• Directions:
The records that follow are to be repeated exactly, with the pictures removed.

Figure collection entries:

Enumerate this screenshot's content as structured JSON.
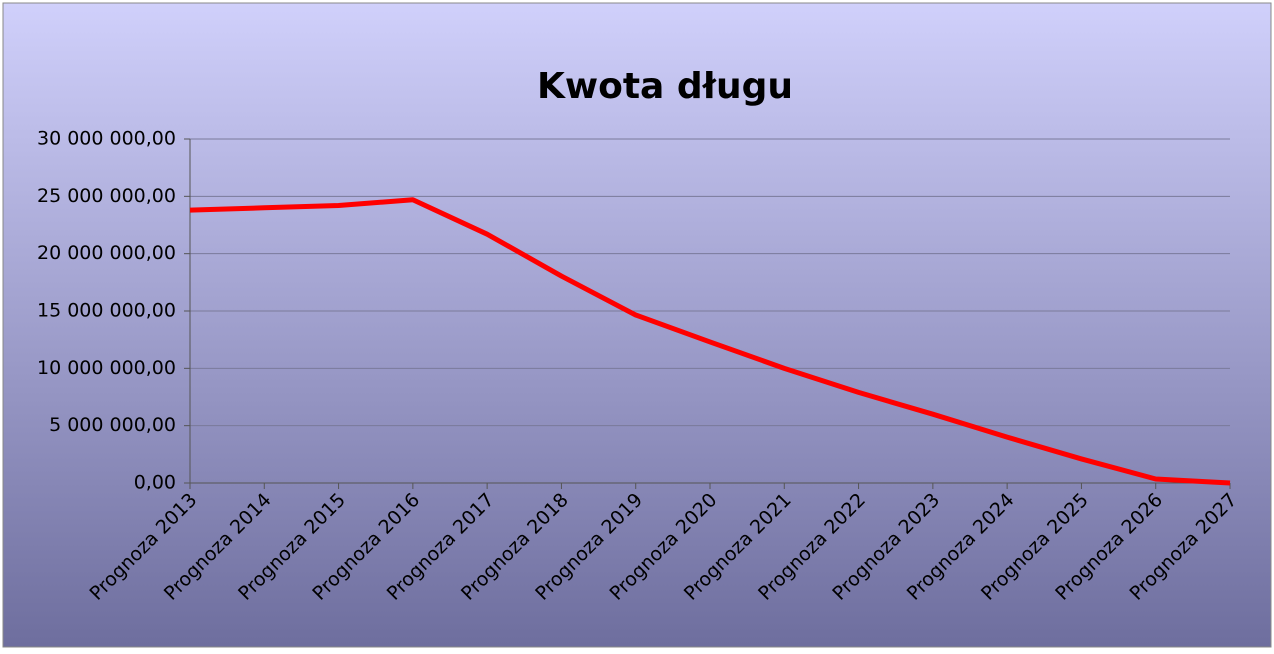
{
  "chart_data": {
    "type": "line",
    "title": "Kwota długu",
    "categories": [
      "Prognoza 2013",
      "Prognoza 2014",
      "Prognoza 2015",
      "Prognoza 2016",
      "Prognoza 2017",
      "Prognoza 2018",
      "Prognoza 2019",
      "Prognoza 2020",
      "Prognoza 2021",
      "Prognoza 2022",
      "Prognoza 2023",
      "Prognoza 2024",
      "Prognoza 2025",
      "Prognoza 2026",
      "Prognoza 2027"
    ],
    "series": [
      {
        "name": "Kwota długu",
        "color": "#ff0000",
        "values": [
          23800000,
          24000000,
          24200000,
          24700000,
          21700000,
          18050000,
          14650000,
          12300000,
          10000000,
          7900000,
          6000000,
          4000000,
          2100000,
          350000,
          0
        ]
      }
    ],
    "ylim": [
      0,
      30000000
    ],
    "yticks": [
      {
        "value": 0,
        "label": "0,00"
      },
      {
        "value": 5000000,
        "label": "5 000 000,00"
      },
      {
        "value": 10000000,
        "label": "10 000 000,00"
      },
      {
        "value": 15000000,
        "label": "15 000 000,00"
      },
      {
        "value": 20000000,
        "label": "20 000 000,00"
      },
      {
        "value": 25000000,
        "label": "25 000 000,00"
      },
      {
        "value": 30000000,
        "label": "30 000 000,00"
      }
    ],
    "grid": true
  }
}
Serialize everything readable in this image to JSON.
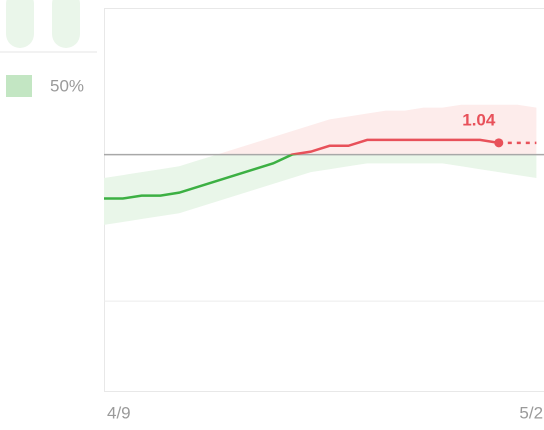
{
  "chart_data": {
    "type": "line",
    "legend_label": "50%",
    "categories": [
      "4/9",
      null,
      null,
      null,
      null,
      null,
      null,
      null,
      null,
      null,
      null,
      null,
      null,
      null,
      null,
      null,
      null,
      null,
      null,
      null,
      null,
      null,
      null,
      "5/2"
    ],
    "series": [
      {
        "color": "#3cb043",
        "color_above": "#e8515a",
        "values": [
          0.85,
          0.85,
          0.86,
          0.86,
          0.87,
          0.89,
          0.91,
          0.93,
          0.95,
          0.97,
          1.0,
          1.01,
          1.03,
          1.03,
          1.05,
          1.05,
          1.05,
          1.05,
          1.05,
          1.05,
          1.05,
          1.04,
          null,
          null
        ],
        "projection": [
          null,
          null,
          null,
          null,
          null,
          null,
          null,
          null,
          null,
          null,
          null,
          null,
          null,
          null,
          null,
          null,
          null,
          null,
          null,
          null,
          null,
          1.04,
          1.04,
          1.04
        ],
        "upper": [
          0.92,
          0.93,
          0.94,
          0.95,
          0.96,
          0.98,
          1.0,
          1.02,
          1.04,
          1.06,
          1.08,
          1.1,
          1.12,
          1.13,
          1.14,
          1.15,
          1.15,
          1.16,
          1.16,
          1.17,
          1.17,
          1.17,
          1.17,
          1.16
        ],
        "lower": [
          0.76,
          0.77,
          0.78,
          0.79,
          0.8,
          0.82,
          0.84,
          0.86,
          0.88,
          0.9,
          0.92,
          0.94,
          0.95,
          0.96,
          0.97,
          0.97,
          0.97,
          0.97,
          0.97,
          0.96,
          0.95,
          0.94,
          0.93,
          0.92
        ]
      }
    ],
    "threshold": 1,
    "ylim": [
      0.19,
      1.5
    ],
    "yticks": [
      0.5,
      1
    ],
    "grid": true
  }
}
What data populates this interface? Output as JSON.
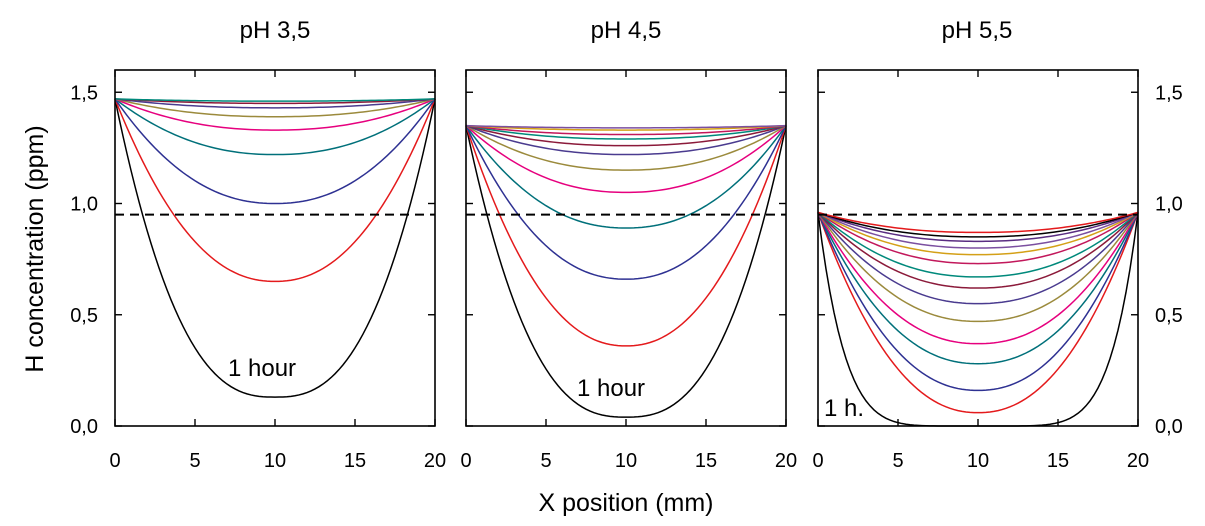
{
  "chart_data": {
    "type": "line",
    "xlabel": "X position (mm)",
    "ylabel": "H concentration (ppm)",
    "xlim": [
      0,
      20
    ],
    "ylim": [
      0,
      1.6
    ],
    "x_ticks": [
      0,
      5,
      10,
      15,
      20
    ],
    "x_tick_labels": [
      "0",
      "5",
      "10",
      "15",
      "20"
    ],
    "y_ticks": [
      0,
      0.5,
      1.0,
      1.5
    ],
    "y_tick_labels": [
      "0,0",
      "0,5",
      "1,0",
      "1,5"
    ],
    "threshold": 0.95,
    "threshold_style": "dashed",
    "grid": false,
    "palette": [
      "#000000",
      "#e41a1c",
      "#2e3192",
      "#00707a",
      "#e6007e",
      "#9b8a3c",
      "#4a3b8f",
      "#8b1a3a",
      "#00897b",
      "#c2185b",
      "#d4a017",
      "#7b4fa0",
      "#5a2d82"
    ],
    "panels": [
      {
        "title": "pH 3,5",
        "y_axis_side": "left",
        "annotation": "1 hour",
        "surface": 1.47,
        "series": [
          {
            "center": 0.13
          },
          {
            "center": 0.65
          },
          {
            "center": 1.0
          },
          {
            "center": 1.22
          },
          {
            "center": 1.33
          },
          {
            "center": 1.39
          },
          {
            "center": 1.43
          },
          {
            "center": 1.45
          },
          {
            "center": 1.46
          }
        ]
      },
      {
        "title": "pH 4,5",
        "y_axis_side": "none",
        "annotation": "1 hour",
        "surface": 1.35,
        "series": [
          {
            "center": 0.04
          },
          {
            "center": 0.36
          },
          {
            "center": 0.66
          },
          {
            "center": 0.89
          },
          {
            "center": 1.05
          },
          {
            "center": 1.15
          },
          {
            "center": 1.22
          },
          {
            "center": 1.26
          },
          {
            "center": 1.29
          },
          {
            "center": 1.31
          },
          {
            "center": 1.33
          },
          {
            "center": 1.34
          }
        ]
      },
      {
        "title": "pH 5,5",
        "y_axis_side": "right",
        "annotation": "1 h.",
        "surface": 0.96,
        "series": [
          {
            "center": 0.0
          },
          {
            "center": 0.06
          },
          {
            "center": 0.16
          },
          {
            "center": 0.28
          },
          {
            "center": 0.37
          },
          {
            "center": 0.47
          },
          {
            "center": 0.55
          },
          {
            "center": 0.62
          },
          {
            "center": 0.67
          },
          {
            "center": 0.73
          },
          {
            "center": 0.77
          },
          {
            "center": 0.8
          },
          {
            "center": 0.83
          },
          {
            "center": 0.85
          },
          {
            "center": 0.87
          }
        ]
      }
    ]
  }
}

• Output of the exercise:
Enumerate this screenshot's content as structured JSON.
{
  "chart_data": {
    "type": "line",
    "title": "Kwota długu",
    "categories": [
      "Prognoza 2013",
      "Prognoza 2014",
      "Prognoza 2015",
      "Prognoza 2016",
      "Prognoza 2017",
      "Prognoza 2018",
      "Prognoza 2019",
      "Prognoza 2020",
      "Prognoza 2021",
      "Prognoza 2022",
      "Prognoza 2023",
      "Prognoza 2024",
      "Prognoza 2025",
      "Prognoza 2026",
      "Prognoza 2027"
    ],
    "series": [
      {
        "name": "Kwota długu",
        "color": "#ff0000",
        "values": [
          23800000,
          24000000,
          24200000,
          24700000,
          21700000,
          18050000,
          14650000,
          12300000,
          10000000,
          7900000,
          6000000,
          4000000,
          2100000,
          350000,
          0
        ]
      }
    ],
    "ylim": [
      0,
      30000000
    ],
    "yticks": [
      {
        "value": 0,
        "label": "0,00"
      },
      {
        "value": 5000000,
        "label": "5 000 000,00"
      },
      {
        "value": 10000000,
        "label": "10 000 000,00"
      },
      {
        "value": 15000000,
        "label": "15 000 000,00"
      },
      {
        "value": 20000000,
        "label": "20 000 000,00"
      },
      {
        "value": 25000000,
        "label": "25 000 000,00"
      },
      {
        "value": 30000000,
        "label": "30 000 000,00"
      }
    ],
    "grid": true
  }
}
Serialize everything readable in this image to JSON.
{
  "chart_data": {
    "type": "line",
    "legend_label": "50%",
    "categories": [
      "4/9",
      null,
      null,
      null,
      null,
      null,
      null,
      null,
      null,
      null,
      null,
      null,
      null,
      null,
      null,
      null,
      null,
      null,
      null,
      null,
      null,
      null,
      null,
      "5/2"
    ],
    "series": [
      {
        "color": "#3cb043",
        "color_above": "#e8515a",
        "values": [
          0.85,
          0.85,
          0.86,
          0.86,
          0.87,
          0.89,
          0.91,
          0.93,
          0.95,
          0.97,
          1.0,
          1.01,
          1.03,
          1.03,
          1.05,
          1.05,
          1.05,
          1.05,
          1.05,
          1.05,
          1.05,
          1.04,
          null,
          null
        ],
        "projection": [
          null,
          null,
          null,
          null,
          null,
          null,
          null,
          null,
          null,
          null,
          null,
          null,
          null,
          null,
          null,
          null,
          null,
          null,
          null,
          null,
          null,
          1.04,
          1.04,
          1.04
        ],
        "upper": [
          0.92,
          0.93,
          0.94,
          0.95,
          0.96,
          0.98,
          1.0,
          1.02,
          1.04,
          1.06,
          1.08,
          1.1,
          1.12,
          1.13,
          1.14,
          1.15,
          1.15,
          1.16,
          1.16,
          1.17,
          1.17,
          1.17,
          1.17,
          1.16
        ],
        "lower": [
          0.76,
          0.77,
          0.78,
          0.79,
          0.8,
          0.82,
          0.84,
          0.86,
          0.88,
          0.9,
          0.92,
          0.94,
          0.95,
          0.96,
          0.97,
          0.97,
          0.97,
          0.97,
          0.97,
          0.96,
          0.95,
          0.94,
          0.93,
          0.92
        ]
      }
    ],
    "threshold": 1,
    "ylim": [
      0.19,
      1.5
    ],
    "yticks": [
      0.5,
      1
    ],
    "grid": true
  }
}
What data populates this interface? Output as JSON.
{
  "chart_data": {
    "type": "line",
    "xlabel": "X position (mm)",
    "ylabel": "H concentration (ppm)",
    "xlim": [
      0,
      20
    ],
    "ylim": [
      0,
      1.6
    ],
    "x_ticks": [
      0,
      5,
      10,
      15,
      20
    ],
    "x_tick_labels": [
      "0",
      "5",
      "10",
      "15",
      "20"
    ],
    "y_ticks": [
      0,
      0.5,
      1.0,
      1.5
    ],
    "y_tick_labels": [
      "0,0",
      "0,5",
      "1,0",
      "1,5"
    ],
    "threshold": 0.95,
    "threshold_style": "dashed",
    "grid": false,
    "palette": [
      "#000000",
      "#e41a1c",
      "#2e3192",
      "#00707a",
      "#e6007e",
      "#9b8a3c",
      "#4a3b8f",
      "#8b1a3a",
      "#00897b",
      "#c2185b",
      "#d4a017",
      "#7b4fa0",
      "#5a2d82"
    ],
    "panels": [
      {
        "title": "pH 3,5",
        "y_axis_side": "left",
        "annotation": "1 hour",
        "surface": 1.47,
        "series": [
          {
            "center": 0.13
          },
          {
            "center": 0.65
          },
          {
            "center": 1.0
          },
          {
            "center": 1.22
          },
          {
            "center": 1.33
          },
          {
            "center": 1.39
          },
          {
            "center": 1.43
          },
          {
            "center": 1.45
          },
          {
            "center": 1.46
          }
        ]
      },
      {
        "title": "pH 4,5",
        "y_axis_side": "none",
        "annotation": "1 hour",
        "surface": 1.35,
        "series": [
          {
            "center": 0.04
          },
          {
            "center": 0.36
          },
          {
            "center": 0.66
          },
          {
            "center": 0.89
          },
          {
            "center": 1.05
          },
          {
            "center": 1.15
          },
          {
            "center": 1.22
          },
          {
            "center": 1.26
          },
          {
            "center": 1.29
          },
          {
            "center": 1.31
          },
          {
            "center": 1.33
          },
          {
            "center": 1.34
          }
        ]
      },
      {
        "title": "pH 5,5",
        "y_axis_side": "right",
        "annotation": "1 h.",
        "surface": 0.96,
        "series": [
          {
            "center": 0.0
          },
          {
            "center": 0.06
          },
          {
            "center": 0.16
          },
          {
            "center": 0.28
          },
          {
            "center": 0.37
          },
          {
            "center": 0.47
          },
          {
            "center": 0.55
          },
          {
            "center": 0.62
          },
          {
            "center": 0.67
          },
          {
            "center": 0.73
          },
          {
            "center": 0.77
          },
          {
            "center": 0.8
          },
          {
            "center": 0.83
          },
          {
            "center": 0.85
          },
          {
            "center": 0.87
          }
        ]
      }
    ]
  }
}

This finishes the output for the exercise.